>> begin DATASET EXTRACT

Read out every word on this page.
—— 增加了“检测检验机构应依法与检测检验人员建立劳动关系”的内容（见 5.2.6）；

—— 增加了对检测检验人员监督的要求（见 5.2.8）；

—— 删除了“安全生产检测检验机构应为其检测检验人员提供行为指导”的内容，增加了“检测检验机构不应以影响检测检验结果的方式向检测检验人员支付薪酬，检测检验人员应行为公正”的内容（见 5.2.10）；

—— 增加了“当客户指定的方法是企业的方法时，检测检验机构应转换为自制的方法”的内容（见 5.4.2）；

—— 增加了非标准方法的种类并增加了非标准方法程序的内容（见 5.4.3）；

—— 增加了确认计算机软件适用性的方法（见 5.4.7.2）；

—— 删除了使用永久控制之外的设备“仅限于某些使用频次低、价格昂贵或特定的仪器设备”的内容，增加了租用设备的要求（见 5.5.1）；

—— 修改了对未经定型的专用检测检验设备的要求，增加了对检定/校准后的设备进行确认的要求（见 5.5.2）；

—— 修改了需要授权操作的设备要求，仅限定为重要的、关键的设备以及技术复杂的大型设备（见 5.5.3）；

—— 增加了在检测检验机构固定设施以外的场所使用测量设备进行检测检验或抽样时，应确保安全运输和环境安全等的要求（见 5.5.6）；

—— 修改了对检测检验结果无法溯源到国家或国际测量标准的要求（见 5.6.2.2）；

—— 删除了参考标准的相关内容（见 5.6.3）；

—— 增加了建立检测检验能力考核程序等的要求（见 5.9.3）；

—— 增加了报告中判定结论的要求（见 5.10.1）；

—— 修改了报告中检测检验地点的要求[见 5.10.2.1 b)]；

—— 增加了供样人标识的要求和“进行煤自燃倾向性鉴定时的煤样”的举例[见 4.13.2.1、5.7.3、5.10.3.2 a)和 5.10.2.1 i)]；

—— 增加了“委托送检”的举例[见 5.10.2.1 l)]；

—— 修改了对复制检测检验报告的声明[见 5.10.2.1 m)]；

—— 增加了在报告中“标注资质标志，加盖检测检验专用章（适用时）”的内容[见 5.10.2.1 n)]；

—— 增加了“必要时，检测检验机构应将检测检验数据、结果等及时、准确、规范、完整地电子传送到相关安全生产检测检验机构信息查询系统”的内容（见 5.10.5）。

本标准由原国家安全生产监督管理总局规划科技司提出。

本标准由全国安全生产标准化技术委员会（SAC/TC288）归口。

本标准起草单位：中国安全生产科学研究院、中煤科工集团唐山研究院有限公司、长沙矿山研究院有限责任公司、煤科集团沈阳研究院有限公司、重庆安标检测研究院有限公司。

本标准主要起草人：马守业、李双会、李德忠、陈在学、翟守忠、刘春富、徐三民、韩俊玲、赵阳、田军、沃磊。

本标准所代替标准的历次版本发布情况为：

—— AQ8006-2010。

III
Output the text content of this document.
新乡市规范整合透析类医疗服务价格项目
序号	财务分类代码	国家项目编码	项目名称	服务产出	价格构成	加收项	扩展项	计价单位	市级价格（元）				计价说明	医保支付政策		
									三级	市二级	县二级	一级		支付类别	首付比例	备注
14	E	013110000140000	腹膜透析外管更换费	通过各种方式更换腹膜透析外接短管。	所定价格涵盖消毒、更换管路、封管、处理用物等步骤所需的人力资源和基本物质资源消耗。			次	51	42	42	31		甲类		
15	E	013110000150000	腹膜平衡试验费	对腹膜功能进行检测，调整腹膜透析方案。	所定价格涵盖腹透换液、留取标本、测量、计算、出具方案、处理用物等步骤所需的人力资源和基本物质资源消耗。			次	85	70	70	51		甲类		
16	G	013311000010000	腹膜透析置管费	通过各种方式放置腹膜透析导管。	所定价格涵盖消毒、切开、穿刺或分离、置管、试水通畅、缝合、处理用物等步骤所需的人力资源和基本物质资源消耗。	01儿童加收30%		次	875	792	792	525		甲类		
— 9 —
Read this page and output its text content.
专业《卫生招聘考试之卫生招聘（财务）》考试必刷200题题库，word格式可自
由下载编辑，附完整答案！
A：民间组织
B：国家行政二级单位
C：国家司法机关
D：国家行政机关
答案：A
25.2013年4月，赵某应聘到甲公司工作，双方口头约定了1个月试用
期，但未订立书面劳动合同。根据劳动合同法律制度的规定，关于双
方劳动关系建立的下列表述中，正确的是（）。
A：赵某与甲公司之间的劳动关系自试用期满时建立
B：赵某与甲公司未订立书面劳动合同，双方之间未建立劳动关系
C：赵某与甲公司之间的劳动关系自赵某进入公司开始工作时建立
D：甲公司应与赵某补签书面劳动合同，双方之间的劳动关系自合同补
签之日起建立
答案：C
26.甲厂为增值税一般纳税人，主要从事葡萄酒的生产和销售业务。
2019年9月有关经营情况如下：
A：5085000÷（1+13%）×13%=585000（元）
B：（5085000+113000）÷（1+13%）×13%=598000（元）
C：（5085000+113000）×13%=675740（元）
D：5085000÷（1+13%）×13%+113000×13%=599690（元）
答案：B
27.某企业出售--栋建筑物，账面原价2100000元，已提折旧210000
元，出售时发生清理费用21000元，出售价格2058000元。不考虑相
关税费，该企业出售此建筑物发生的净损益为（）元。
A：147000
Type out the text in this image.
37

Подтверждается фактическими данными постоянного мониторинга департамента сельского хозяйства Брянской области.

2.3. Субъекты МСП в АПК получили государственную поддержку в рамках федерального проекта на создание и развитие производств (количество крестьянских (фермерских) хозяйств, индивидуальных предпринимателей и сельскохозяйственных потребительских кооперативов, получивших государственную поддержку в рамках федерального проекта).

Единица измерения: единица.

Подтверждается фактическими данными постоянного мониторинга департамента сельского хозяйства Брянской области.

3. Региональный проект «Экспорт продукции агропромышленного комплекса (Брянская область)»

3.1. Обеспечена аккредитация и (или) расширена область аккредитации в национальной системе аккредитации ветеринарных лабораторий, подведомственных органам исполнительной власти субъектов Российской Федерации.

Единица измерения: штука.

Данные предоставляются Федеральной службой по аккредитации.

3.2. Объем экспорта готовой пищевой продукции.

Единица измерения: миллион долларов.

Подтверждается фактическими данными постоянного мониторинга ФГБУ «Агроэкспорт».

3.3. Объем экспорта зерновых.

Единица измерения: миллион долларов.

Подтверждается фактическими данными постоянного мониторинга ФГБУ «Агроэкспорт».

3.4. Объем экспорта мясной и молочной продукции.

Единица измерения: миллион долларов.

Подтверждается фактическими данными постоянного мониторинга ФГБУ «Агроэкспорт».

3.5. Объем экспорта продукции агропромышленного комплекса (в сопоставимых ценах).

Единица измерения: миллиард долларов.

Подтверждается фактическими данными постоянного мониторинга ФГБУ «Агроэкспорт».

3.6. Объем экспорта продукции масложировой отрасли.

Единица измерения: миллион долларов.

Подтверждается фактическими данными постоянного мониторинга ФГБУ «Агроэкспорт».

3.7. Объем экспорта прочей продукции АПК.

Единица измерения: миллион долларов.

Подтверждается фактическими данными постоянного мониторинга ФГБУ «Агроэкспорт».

>> end DATASET EXTRACT

### GOAL OF THE EXERCISE:
Return all of the above records exactly, leaving no line out.

### RESULT:
Read out every word on this page.
—— 增加了“检测检验机构应依法与检测检验人员建立劳动关系”的内容（见 5.2.6）；

—— 增加了对检测检验人员监督的要求（见 5.2.8）；

—— 删除了“安全生产检测检验机构应为其检测检验人员提供行为指导”的内容，增加了“检测检验机构不应以影响检测检验结果的方式向检测检验人员支付薪酬，检测检验人员应行为公正”的内容（见 5.2.10）；

—— 增加了“当客户指定的方法是企业的方法时，检测检验机构应转换为自制的方法”的内容（见 5.4.2）；

—— 增加了非标准方法的种类并增加了非标准方法程序的内容（见 5.4.3）；

—— 增加了确认计算机软件适用性的方法（见 5.4.7.2）；

—— 删除了使用永久控制之外的设备“仅限于某些使用频次低、价格昂贵或特定的仪器设备”的内容，增加了租用设备的要求（见 5.5.1）；

—— 修改了对未经定型的专用检测检验设备的要求，增加了对检定/校准后的设备进行确认的要求（见 5.5.2）；

—— 修改了需要授权操作的设备要求，仅限定为重要的、关键的设备以及技术复杂的大型设备（见 5.5.3）；

—— 增加了在检测检验机构固定设施以外的场所使用测量设备进行检测检验或抽样时，应确保安全运输和环境安全等的要求（见 5.5.6）；

—— 修改了对检测检验结果无法溯源到国家或国际测量标准的要求（见 5.6.2.2）；

—— 删除了参考标准的相关内容（见 5.6.3）；

—— 增加了建立检测检验能力考核程序等的要求（见 5.9.3）；

—— 增加了报告中判定结论的要求（见 5.10.1）；

—— 修改了报告中检测检验地点的要求[见 5.10.2.1 b)]；

—— 增加了供样人标识的要求和“进行煤自燃倾向性鉴定时的煤样”的举例[见 4.13.2.1、5.7.3、5.10.3.2 a)和 5.10.2.1 i)]；

—— 增加了“委托送检”的举例[见 5.10.2.1 l)]；

—— 修改了对复制检测检验报告的声明[见 5.10.2.1 m)]；

—— 增加了在报告中“标注资质标志，加盖检测检验专用章（适用时）”的内容[见 5.10.2.1 n)]；

—— 增加了“必要时，检测检验机构应将检测检验数据、结果等及时、准确、规范、完整地电子传送到相关安全生产检测检验机构信息查询系统”的内容（见 5.10.5）。

本标准由原国家安全生产监督管理总局规划科技司提出。

本标准由全国安全生产标准化技术委员会（SAC/TC288）归口。

本标准起草单位：中国安全生产科学研究院、中煤科工集团唐山研究院有限公司、长沙矿山研究院有限责任公司、煤科集团沈阳研究院有限公司、重庆安标检测研究院有限公司。

本标准主要起草人：马守业、李双会、李德忠、陈在学、翟守忠、刘春富、徐三民、韩俊玲、赵阳、田军、沃磊。

本标准所代替标准的历次版本发布情况为：

—— AQ8006-2010。

III
Output the text content of this document.
新乡市规范整合透析类医疗服务价格项目
序号	财务分类代码	国家项目编码	项目名称	服务产出	价格构成	加收项	扩展项	计价单位	市级价格（元）				计价说明	医保支付政策		
									三级	市二级	县二级	一级		支付类别	首付比例	备注
14	E	013110000140000	腹膜透析外管更换费	通过各种方式更换腹膜透析外接短管。	所定价格涵盖消毒、更换管路、封管、处理用物等步骤所需的人力资源和基本物质资源消耗。			次	51	42	42	31		甲类		
15	E	013110000150000	腹膜平衡试验费	对腹膜功能进行检测，调整腹膜透析方案。	所定价格涵盖腹透换液、留取标本、测量、计算、出具方案、处理用物等步骤所需的人力资源和基本物质资源消耗。			次	85	70	70	51		甲类		
16	G	013311000010000	腹膜透析置管费	通过各种方式放置腹膜透析导管。	所定价格涵盖消毒、切开、穿刺或分离、置管、试水通畅、缝合、处理用物等步骤所需的人力资源和基本物质资源消耗。	01儿童加收30%		次	875	792	792	525		甲类		
— 9 —
Read this page and output its text content.
专业《卫生招聘考试之卫生招聘（财务）》考试必刷200题题库，word格式可自
由下载编辑，附完整答案！
A：民间组织
B：国家行政二级单位
C：国家司法机关
D：国家行政机关
答案：A
25.2013年4月，赵某应聘到甲公司工作，双方口头约定了1个月试用
期，但未订立书面劳动合同。根据劳动合同法律制度的规定，关于双
方劳动关系建立的下列表述中，正确的是（）。
A：赵某与甲公司之间的劳动关系自试用期满时建立
B：赵某与甲公司未订立书面劳动合同，双方之间未建立劳动关系
C：赵某与甲公司之间的劳动关系自赵某进入公司开始工作时建立
D：甲公司应与赵某补签书面劳动合同，双方之间的劳动关系自合同补
签之日起建立
答案：C
26.甲厂为增值税一般纳税人，主要从事葡萄酒的生产和销售业务。
2019年9月有关经营情况如下：
A：5085000÷（1+13%）×13%=585000（元）
B：（5085000+113000）÷（1+13%）×13%=598000（元）
C：（5085000+113000）×13%=675740（元）
D：5085000÷（1+13%）×13%+113000×13%=599690（元）
答案：B
27.某企业出售--栋建筑物，账面原价2100000元，已提折旧210000
元，出售时发生清理费用21000元，出售价格2058000元。不考虑相
关税费，该企业出售此建筑物发生的净损益为（）元。
A：147000
Type out the text in this image.
37

Подтверждается фактическими данными постоянного мониторинга департамента сельского хозяйства Брянской области.

2.3. Субъекты МСП в АПК получили государственную поддержку в рамках федерального проекта на создание и развитие производств (количество крестьянских (фермерских) хозяйств, индивидуальных предпринимателей и сельскохозяйственных потребительских кооперативов, получивших государственную поддержку в рамках федерального проекта).

Единица измерения: единица.

Подтверждается фактическими данными постоянного мониторинга департамента сельского хозяйства Брянской области.

3. Региональный проект «Экспорт продукции агропромышленного комплекса (Брянская область)»

3.1. Обеспечена аккредитация и (или) расширена область аккредитации в национальной системе аккредитации ветеринарных лабораторий, подведомственных органам исполнительной власти субъектов Российской Федерации.

Единица измерения: штука.

Данные предоставляются Федеральной службой по аккредитации.

3.2. Объем экспорта готовой пищевой продукции.

Единица измерения: миллион долларов.

Подтверждается фактическими данными постоянного мониторинга ФГБУ «Агроэкспорт».

3.3. Объем экспорта зерновых.

Единица измерения: миллион долларов.

Подтверждается фактическими данными постоянного мониторинга ФГБУ «Агроэкспорт».

3.4. Объем экспорта мясной и молочной продукции.

Единица измерения: миллион долларов.

Подтверждается фактическими данными постоянного мониторинга ФГБУ «Агроэкспорт».

3.5. Объем экспорта продукции агропромышленного комплекса (в сопоставимых ценах).

Единица измерения: миллиард долларов.

Подтверждается фактическими данными постоянного мониторинга ФГБУ «Агроэкспорт».

3.6. Объем экспорта продукции масложировой отрасли.

Единица измерения: миллион долларов.

Подтверждается фактическими данными постоянного мониторинга ФГБУ «Агроэкспорт».

3.7. Объем экспорта прочей продукции АПК.

Единица измерения: миллион долларов.

Подтверждается фактическими данными постоянного мониторинга ФГБУ «Агроэкспорт».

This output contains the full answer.